== Goal ==
Quote the whole listing verbatim.

>> BEGIN

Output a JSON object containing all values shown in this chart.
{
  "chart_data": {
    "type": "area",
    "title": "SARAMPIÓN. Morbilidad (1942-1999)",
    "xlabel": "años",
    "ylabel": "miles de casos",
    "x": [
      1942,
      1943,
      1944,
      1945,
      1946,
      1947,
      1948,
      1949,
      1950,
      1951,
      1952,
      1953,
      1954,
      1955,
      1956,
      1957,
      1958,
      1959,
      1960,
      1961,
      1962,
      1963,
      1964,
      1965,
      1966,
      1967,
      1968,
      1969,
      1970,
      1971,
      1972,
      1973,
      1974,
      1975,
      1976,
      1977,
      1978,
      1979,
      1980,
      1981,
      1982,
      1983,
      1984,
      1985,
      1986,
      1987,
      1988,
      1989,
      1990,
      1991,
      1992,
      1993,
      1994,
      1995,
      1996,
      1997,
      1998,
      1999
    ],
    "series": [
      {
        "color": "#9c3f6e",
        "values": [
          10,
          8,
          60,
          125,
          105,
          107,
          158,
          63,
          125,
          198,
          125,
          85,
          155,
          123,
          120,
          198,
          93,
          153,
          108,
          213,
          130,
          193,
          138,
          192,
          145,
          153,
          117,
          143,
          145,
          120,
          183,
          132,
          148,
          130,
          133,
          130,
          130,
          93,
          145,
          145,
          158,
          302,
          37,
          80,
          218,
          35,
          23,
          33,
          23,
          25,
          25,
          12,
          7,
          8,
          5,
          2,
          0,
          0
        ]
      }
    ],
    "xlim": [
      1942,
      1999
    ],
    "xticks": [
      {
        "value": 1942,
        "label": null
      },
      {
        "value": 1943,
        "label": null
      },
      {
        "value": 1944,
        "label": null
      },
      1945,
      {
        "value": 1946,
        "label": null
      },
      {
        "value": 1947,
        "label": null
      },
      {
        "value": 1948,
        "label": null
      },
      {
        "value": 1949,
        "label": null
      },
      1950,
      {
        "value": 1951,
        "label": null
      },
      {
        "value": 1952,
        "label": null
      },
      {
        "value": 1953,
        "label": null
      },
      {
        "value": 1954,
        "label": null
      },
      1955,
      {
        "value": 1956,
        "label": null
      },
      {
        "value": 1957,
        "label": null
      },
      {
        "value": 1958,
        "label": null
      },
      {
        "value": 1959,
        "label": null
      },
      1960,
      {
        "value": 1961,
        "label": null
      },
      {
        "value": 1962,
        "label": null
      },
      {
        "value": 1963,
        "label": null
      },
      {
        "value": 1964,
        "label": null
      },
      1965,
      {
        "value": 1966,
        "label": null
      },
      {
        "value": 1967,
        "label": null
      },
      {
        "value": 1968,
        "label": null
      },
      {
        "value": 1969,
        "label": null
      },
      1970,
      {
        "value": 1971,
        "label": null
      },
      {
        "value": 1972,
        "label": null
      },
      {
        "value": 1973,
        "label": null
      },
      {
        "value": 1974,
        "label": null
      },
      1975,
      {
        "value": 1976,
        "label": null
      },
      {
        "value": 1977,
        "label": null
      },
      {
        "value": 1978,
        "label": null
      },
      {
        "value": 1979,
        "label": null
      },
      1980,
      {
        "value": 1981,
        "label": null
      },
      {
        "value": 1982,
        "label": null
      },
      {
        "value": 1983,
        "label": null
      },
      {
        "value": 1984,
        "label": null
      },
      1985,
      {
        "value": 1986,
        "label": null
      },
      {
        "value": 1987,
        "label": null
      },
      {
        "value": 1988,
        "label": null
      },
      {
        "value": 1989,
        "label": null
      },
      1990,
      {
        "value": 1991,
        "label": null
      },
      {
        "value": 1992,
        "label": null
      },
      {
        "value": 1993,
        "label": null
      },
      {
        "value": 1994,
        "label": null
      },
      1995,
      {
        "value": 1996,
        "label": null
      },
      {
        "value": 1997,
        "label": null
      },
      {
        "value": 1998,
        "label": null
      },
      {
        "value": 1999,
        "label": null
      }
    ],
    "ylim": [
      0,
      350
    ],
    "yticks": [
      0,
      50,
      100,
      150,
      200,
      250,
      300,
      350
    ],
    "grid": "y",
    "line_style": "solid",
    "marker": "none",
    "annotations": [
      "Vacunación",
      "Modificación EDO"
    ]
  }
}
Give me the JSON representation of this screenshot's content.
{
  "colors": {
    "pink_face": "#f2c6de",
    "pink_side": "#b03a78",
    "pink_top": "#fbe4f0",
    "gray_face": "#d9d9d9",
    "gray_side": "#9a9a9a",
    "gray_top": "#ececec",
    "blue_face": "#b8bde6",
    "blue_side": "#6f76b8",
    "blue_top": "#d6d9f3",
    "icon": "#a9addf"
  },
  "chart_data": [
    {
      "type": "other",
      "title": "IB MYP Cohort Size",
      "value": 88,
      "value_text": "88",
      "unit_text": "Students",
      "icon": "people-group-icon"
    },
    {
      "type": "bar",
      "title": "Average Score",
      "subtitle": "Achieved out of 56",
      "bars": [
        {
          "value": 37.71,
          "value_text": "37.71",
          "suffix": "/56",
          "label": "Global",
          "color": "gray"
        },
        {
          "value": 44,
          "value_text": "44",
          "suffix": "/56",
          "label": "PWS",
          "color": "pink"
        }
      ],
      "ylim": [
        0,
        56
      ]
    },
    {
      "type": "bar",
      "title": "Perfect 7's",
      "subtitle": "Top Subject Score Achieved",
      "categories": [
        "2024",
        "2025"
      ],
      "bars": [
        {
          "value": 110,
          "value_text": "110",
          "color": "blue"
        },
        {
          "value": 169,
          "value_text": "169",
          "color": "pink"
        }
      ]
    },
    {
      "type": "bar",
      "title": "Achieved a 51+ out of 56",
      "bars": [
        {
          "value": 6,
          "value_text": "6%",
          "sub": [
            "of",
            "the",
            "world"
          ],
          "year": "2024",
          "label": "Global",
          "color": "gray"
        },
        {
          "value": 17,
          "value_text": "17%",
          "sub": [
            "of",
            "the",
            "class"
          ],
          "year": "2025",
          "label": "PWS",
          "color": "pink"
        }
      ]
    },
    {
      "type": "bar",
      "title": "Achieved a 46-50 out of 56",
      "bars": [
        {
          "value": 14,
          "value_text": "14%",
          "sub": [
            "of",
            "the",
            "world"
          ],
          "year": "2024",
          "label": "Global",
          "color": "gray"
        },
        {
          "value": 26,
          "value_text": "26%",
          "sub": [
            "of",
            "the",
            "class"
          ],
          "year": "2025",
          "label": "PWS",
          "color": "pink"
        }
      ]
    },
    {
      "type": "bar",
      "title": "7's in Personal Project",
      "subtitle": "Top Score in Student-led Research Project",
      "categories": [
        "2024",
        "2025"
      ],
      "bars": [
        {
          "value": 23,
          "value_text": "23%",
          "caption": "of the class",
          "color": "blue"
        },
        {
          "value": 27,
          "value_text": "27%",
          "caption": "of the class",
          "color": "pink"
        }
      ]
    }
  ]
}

>> END

== In response ==
Output a JSON object containing all values shown in this chart.
{
  "chart_data": {
    "type": "area",
    "title": "SARAMPIÓN. Morbilidad (1942-1999)",
    "xlabel": "años",
    "ylabel": "miles de casos",
    "x": [
      1942,
      1943,
      1944,
      1945,
      1946,
      1947,
      1948,
      1949,
      1950,
      1951,
      1952,
      1953,
      1954,
      1955,
      1956,
      1957,
      1958,
      1959,
      1960,
      1961,
      1962,
      1963,
      1964,
      1965,
      1966,
      1967,
      1968,
      1969,
      1970,
      1971,
      1972,
      1973,
      1974,
      1975,
      1976,
      1977,
      1978,
      1979,
      1980,
      1981,
      1982,
      1983,
      1984,
      1985,
      1986,
      1987,
      1988,
      1989,
      1990,
      1991,
      1992,
      1993,
      1994,
      1995,
      1996,
      1997,
      1998,
      1999
    ],
    "series": [
      {
        "color": "#9c3f6e",
        "values": [
          10,
          8,
          60,
          125,
          105,
          107,
          158,
          63,
          125,
          198,
          125,
          85,
          155,
          123,
          120,
          198,
          93,
          153,
          108,
          213,
          130,
          193,
          138,
          192,
          145,
          153,
          117,
          143,
          145,
          120,
          183,
          132,
          148,
          130,
          133,
          130,
          130,
          93,
          145,
          145,
          158,
          302,
          37,
          80,
          218,
          35,
          23,
          33,
          23,
          25,
          25,
          12,
          7,
          8,
          5,
          2,
          0,
          0
        ]
      }
    ],
    "xlim": [
      1942,
      1999
    ],
    "xticks": [
      {
        "value": 1942,
        "label": null
      },
      {
        "value": 1943,
        "label": null
      },
      {
        "value": 1944,
        "label": null
      },
      1945,
      {
        "value": 1946,
        "label": null
      },
      {
        "value": 1947,
        "label": null
      },
      {
        "value": 1948,
        "label": null
      },
      {
        "value": 1949,
        "label": null
      },
      1950,
      {
        "value": 1951,
        "label": null
      },
      {
        "value": 1952,
        "label": null
      },
      {
        "value": 1953,
        "label": null
      },
      {
        "value": 1954,
        "label": null
      },
      1955,
      {
        "value": 1956,
        "label": null
      },
      {
        "value": 1957,
        "label": null
      },
      {
        "value": 1958,
        "label": null
      },
      {
        "value": 1959,
        "label": null
      },
      1960,
      {
        "value": 1961,
        "label": null
      },
      {
        "value": 1962,
        "label": null
      },
      {
        "value": 1963,
        "label": null
      },
      {
        "value": 1964,
        "label": null
      },
      1965,
      {
        "value": 1966,
        "label": null
      },
      {
        "value": 1967,
        "label": null
      },
      {
        "value": 1968,
        "label": null
      },
      {
        "value": 1969,
        "label": null
      },
      1970,
      {
        "value": 1971,
        "label": null
      },
      {
        "value": 1972,
        "label": null
      },
      {
        "value": 1973,
        "label": null
      },
      {
        "value": 1974,
        "label": null
      },
      1975,
      {
        "value": 1976,
        "label": null
      },
      {
        "value": 1977,
        "label": null
      },
      {
        "value": 1978,
        "label": null
      },
      {
        "value": 1979,
        "label": null
      },
      1980,
      {
        "value": 1981,
        "label": null
      },
      {
        "value": 1982,
        "label": null
      },
      {
        "value": 1983,
        "label": null
      },
      {
        "value": 1984,
        "label": null
      },
      1985,
      {
        "value": 1986,
        "label": null
      },
      {
        "value": 1987,
        "label": null
      },
      {
        "value": 1988,
        "label": null
      },
      {
        "value": 1989,
        "label": null
      },
      1990,
      {
        "value": 1991,
        "label": null
      },
      {
        "value": 1992,
        "label": null
      },
      {
        "value": 1993,
        "label": null
      },
      {
        "value": 1994,
        "label": null
      },
      1995,
      {
        "value": 1996,
        "label": null
      },
      {
        "value": 1997,
        "label": null
      },
      {
        "value": 1998,
        "label": null
      },
      {
        "value": 1999,
        "label": null
      }
    ],
    "ylim": [
      0,
      350
    ],
    "yticks": [
      0,
      50,
      100,
      150,
      200,
      250,
      300,
      350
    ],
    "grid": "y",
    "line_style": "solid",
    "marker": "none",
    "annotations": [
      "Vacunación",
      "Modificación EDO"
    ]
  }
}
Give me the JSON representation of this screenshot's content.
{
  "colors": {
    "pink_face": "#f2c6de",
    "pink_side": "#b03a78",
    "pink_top": "#fbe4f0",
    "gray_face": "#d9d9d9",
    "gray_side": "#9a9a9a",
    "gray_top": "#ececec",
    "blue_face": "#b8bde6",
    "blue_side": "#6f76b8",
    "blue_top": "#d6d9f3",
    "icon": "#a9addf"
  },
  "chart_data": [
    {
      "type": "other",
      "title": "IB MYP Cohort Size",
      "value": 88,
      "value_text": "88",
      "unit_text": "Students",
      "icon": "people-group-icon"
    },
    {
      "type": "bar",
      "title": "Average Score",
      "subtitle": "Achieved out of 56",
      "bars": [
        {
          "value": 37.71,
          "value_text": "37.71",
          "suffix": "/56",
          "label": "Global",
          "color": "gray"
        },
        {
          "value": 44,
          "value_text": "44",
          "suffix": "/56",
          "label": "PWS",
          "color": "pink"
        }
      ],
      "ylim": [
        0,
        56
      ]
    },
    {
      "type": "bar",
      "title": "Perfect 7's",
      "subtitle": "Top Subject Score Achieved",
      "categories": [
        "2024",
        "2025"
      ],
      "bars": [
        {
          "value": 110,
          "value_text": "110",
          "color": "blue"
        },
        {
          "value": 169,
          "value_text": "169",
          "color": "pink"
        }
      ]
    },
    {
      "type": "bar",
      "title": "Achieved a 51+ out of 56",
      "bars": [
        {
          "value": 6,
          "value_text": "6%",
          "sub": [
            "of",
            "the",
            "world"
          ],
          "year": "2024",
          "label": "Global",
          "color": "gray"
        },
        {
          "value": 17,
          "value_text": "17%",
          "sub": [
            "of",
            "the",
            "class"
          ],
          "year": "2025",
          "label": "PWS",
          "color": "pink"
        }
      ]
    },
    {
      "type": "bar",
      "title": "Achieved a 46-50 out of 56",
      "bars": [
        {
          "value": 14,
          "value_text": "14%",
          "sub": [
            "of",
            "the",
            "world"
          ],
          "year": "2024",
          "label": "Global",
          "color": "gray"
        },
        {
          "value": 26,
          "value_text": "26%",
          "sub": [
            "of",
            "the",
            "class"
          ],
          "year": "2025",
          "label": "PWS",
          "color": "pink"
        }
      ]
    },
    {
      "type": "bar",
      "title": "7's in Personal Project",
      "subtitle": "Top Score in Student-led Research Project",
      "categories": [
        "2024",
        "2025"
      ],
      "bars": [
        {
          "value": 23,
          "value_text": "23%",
          "caption": "of the class",
          "color": "blue"
        },
        {
          "value": 27,
          "value_text": "27%",
          "caption": "of the class",
          "color": "pink"
        }
      ]
    }
  ]
}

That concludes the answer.